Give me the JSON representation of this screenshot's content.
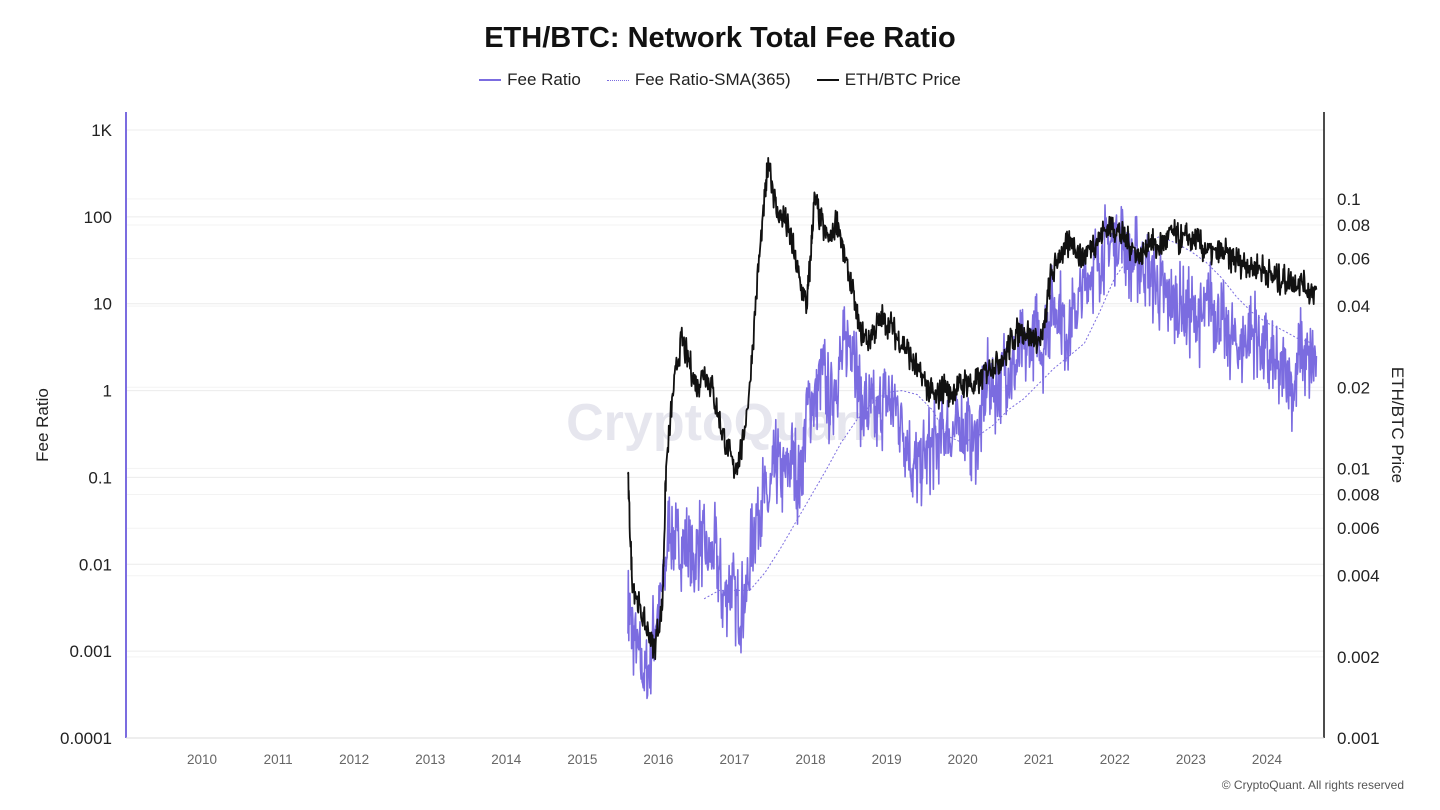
{
  "chart_data": {
    "type": "line",
    "title": "ETH/BTC: Network Total Fee Ratio",
    "legend": {
      "placement": "top-center",
      "entries": [
        {
          "name": "Fee Ratio",
          "color": "#7b6ce0",
          "style": "solid"
        },
        {
          "name": "Fee Ratio-SMA(365)",
          "color": "#7b6ce0",
          "style": "dotted"
        },
        {
          "name": "ETH/BTC Price",
          "color": "#111111",
          "style": "solid"
        }
      ]
    },
    "ylabel": "Fee Ratio",
    "y2label": "ETH/BTC Price",
    "y_scale": "log",
    "y2_scale": "log",
    "ylim": [
      0.0001,
      1000
    ],
    "y2lim": [
      0.001,
      0.18
    ],
    "xlim": [
      2009.0,
      2024.75
    ],
    "x_ticks": [
      "2010",
      "2011",
      "2012",
      "2013",
      "2014",
      "2015",
      "2016",
      "2017",
      "2018",
      "2019",
      "2020",
      "2021",
      "2022",
      "2023",
      "2024"
    ],
    "y_ticks": [
      "1K",
      "100",
      "10",
      "1",
      "0.1",
      "0.01",
      "0.001",
      "0.0001"
    ],
    "y2_ticks": [
      "0.1",
      "0.08",
      "0.06",
      "0.04",
      "0.02",
      "0.01",
      "0.008",
      "0.006",
      "0.004",
      "0.002",
      "0.001"
    ],
    "grid": true,
    "watermark": "CryptoQuant",
    "series": [
      {
        "name": "Fee Ratio",
        "x": [
          2015.6,
          2015.65,
          2015.75,
          2015.85,
          2015.95,
          2016.05,
          2016.15,
          2016.25,
          2016.35,
          2016.45,
          2016.55,
          2016.65,
          2016.75,
          2016.85,
          2016.95,
          2017.05,
          2017.15,
          2017.25,
          2017.35,
          2017.45,
          2017.55,
          2017.65,
          2017.75,
          2017.85,
          2017.95,
          2018.05,
          2018.15,
          2018.25,
          2018.35,
          2018.45,
          2018.55,
          2018.65,
          2018.75,
          2018.85,
          2018.95,
          2019.05,
          2019.15,
          2019.25,
          2019.35,
          2019.45,
          2019.55,
          2019.65,
          2019.75,
          2019.85,
          2019.95,
          2020.05,
          2020.15,
          2020.25,
          2020.35,
          2020.45,
          2020.55,
          2020.65,
          2020.75,
          2020.85,
          2020.95,
          2021.05,
          2021.15,
          2021.25,
          2021.35,
          2021.45,
          2021.55,
          2021.65,
          2021.75,
          2021.85,
          2021.95,
          2022.05,
          2022.15,
          2022.25,
          2022.35,
          2022.45,
          2022.55,
          2022.65,
          2022.75,
          2022.85,
          2022.95,
          2023.05,
          2023.15,
          2023.25,
          2023.35,
          2023.45,
          2023.55,
          2023.65,
          2023.75,
          2023.85,
          2023.95,
          2024.05,
          2024.15,
          2024.25,
          2024.35,
          2024.45,
          2024.55,
          2024.65
        ],
        "values": [
          0.003,
          0.002,
          0.0008,
          0.0005,
          0.002,
          0.005,
          0.03,
          0.015,
          0.02,
          0.008,
          0.02,
          0.012,
          0.015,
          0.004,
          0.006,
          0.003,
          0.004,
          0.025,
          0.06,
          0.05,
          0.15,
          0.1,
          0.2,
          0.08,
          0.6,
          0.8,
          2,
          0.7,
          1.5,
          3,
          5,
          0.8,
          0.6,
          0.5,
          0.7,
          0.8,
          0.6,
          0.3,
          0.12,
          0.15,
          0.2,
          0.25,
          0.35,
          0.3,
          0.35,
          0.4,
          0.25,
          0.5,
          1.5,
          1,
          2,
          1.5,
          2.5,
          3,
          5,
          3,
          8,
          10,
          5,
          7,
          12,
          20,
          30,
          40,
          50,
          60,
          45,
          30,
          35,
          25,
          15,
          12,
          10,
          9,
          8,
          7,
          6,
          10,
          8,
          5,
          4,
          3,
          4,
          5,
          3,
          2,
          1.5,
          2,
          1,
          3,
          2,
          2.5
        ]
      },
      {
        "name": "Fee Ratio-SMA(365)",
        "x": [
          2016.6,
          2016.8,
          2017.0,
          2017.2,
          2017.4,
          2017.6,
          2017.8,
          2018.0,
          2018.2,
          2018.4,
          2018.6,
          2018.8,
          2019.0,
          2019.2,
          2019.4,
          2019.6,
          2019.8,
          2020.0,
          2020.2,
          2020.4,
          2020.6,
          2020.8,
          2021.0,
          2021.2,
          2021.4,
          2021.6,
          2021.8,
          2022.0,
          2022.2,
          2022.4,
          2022.6,
          2022.8,
          2023.0,
          2023.2,
          2023.4,
          2023.6,
          2023.8,
          2024.0,
          2024.2,
          2024.4,
          2024.6
        ],
        "values": [
          0.004,
          0.005,
          0.005,
          0.005,
          0.008,
          0.015,
          0.03,
          0.06,
          0.12,
          0.25,
          0.45,
          0.7,
          0.95,
          1,
          0.9,
          0.6,
          0.3,
          0.25,
          0.3,
          0.4,
          0.6,
          0.8,
          1.2,
          1.8,
          2.5,
          3.5,
          8,
          20,
          35,
          50,
          60,
          50,
          40,
          30,
          20,
          12,
          8,
          6,
          5,
          4,
          3.5
        ]
      },
      {
        "name": "ETH/BTC Price",
        "x": [
          2015.6,
          2015.65,
          2015.75,
          2015.85,
          2015.95,
          2016.05,
          2016.1,
          2016.2,
          2016.3,
          2016.4,
          2016.5,
          2016.6,
          2016.7,
          2016.8,
          2016.9,
          2017.0,
          2017.1,
          2017.2,
          2017.3,
          2017.4,
          2017.45,
          2017.55,
          2017.65,
          2017.75,
          2017.85,
          2017.95,
          2018.0,
          2018.05,
          2018.15,
          2018.25,
          2018.35,
          2018.45,
          2018.55,
          2018.65,
          2018.75,
          2018.85,
          2018.95,
          2019.05,
          2019.15,
          2019.25,
          2019.35,
          2019.45,
          2019.55,
          2019.65,
          2019.75,
          2019.85,
          2019.95,
          2020.05,
          2020.15,
          2020.25,
          2020.35,
          2020.45,
          2020.55,
          2020.65,
          2020.75,
          2020.85,
          2020.95,
          2021.05,
          2021.15,
          2021.25,
          2021.35,
          2021.45,
          2021.55,
          2021.65,
          2021.75,
          2021.85,
          2021.95,
          2022.05,
          2022.15,
          2022.25,
          2022.35,
          2022.45,
          2022.55,
          2022.65,
          2022.75,
          2022.85,
          2022.95,
          2023.05,
          2023.15,
          2023.25,
          2023.35,
          2023.45,
          2023.55,
          2023.65,
          2023.75,
          2023.85,
          2023.95,
          2024.05,
          2024.15,
          2024.25,
          2024.35,
          2024.45,
          2024.55,
          2024.65
        ],
        "values": [
          0.009,
          0.004,
          0.003,
          0.0025,
          0.0022,
          0.003,
          0.01,
          0.02,
          0.03,
          0.025,
          0.02,
          0.023,
          0.02,
          0.015,
          0.012,
          0.01,
          0.012,
          0.02,
          0.05,
          0.1,
          0.14,
          0.09,
          0.085,
          0.07,
          0.05,
          0.04,
          0.06,
          0.1,
          0.08,
          0.07,
          0.085,
          0.06,
          0.045,
          0.032,
          0.03,
          0.033,
          0.036,
          0.034,
          0.03,
          0.028,
          0.025,
          0.022,
          0.02,
          0.018,
          0.02,
          0.019,
          0.02,
          0.021,
          0.02,
          0.022,
          0.024,
          0.025,
          0.026,
          0.03,
          0.033,
          0.032,
          0.03,
          0.03,
          0.05,
          0.06,
          0.065,
          0.07,
          0.06,
          0.065,
          0.07,
          0.075,
          0.08,
          0.075,
          0.07,
          0.065,
          0.06,
          0.07,
          0.065,
          0.07,
          0.075,
          0.07,
          0.072,
          0.07,
          0.066,
          0.064,
          0.062,
          0.063,
          0.06,
          0.058,
          0.057,
          0.056,
          0.055,
          0.052,
          0.05,
          0.05,
          0.048,
          0.05,
          0.045,
          0.046
        ]
      }
    ]
  },
  "copyright": "© CryptoQuant. All rights reserved"
}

═══

Your goal> Check each line of the data above for the word "name" and say how many lines have it. Give the number alone.

Full response> 6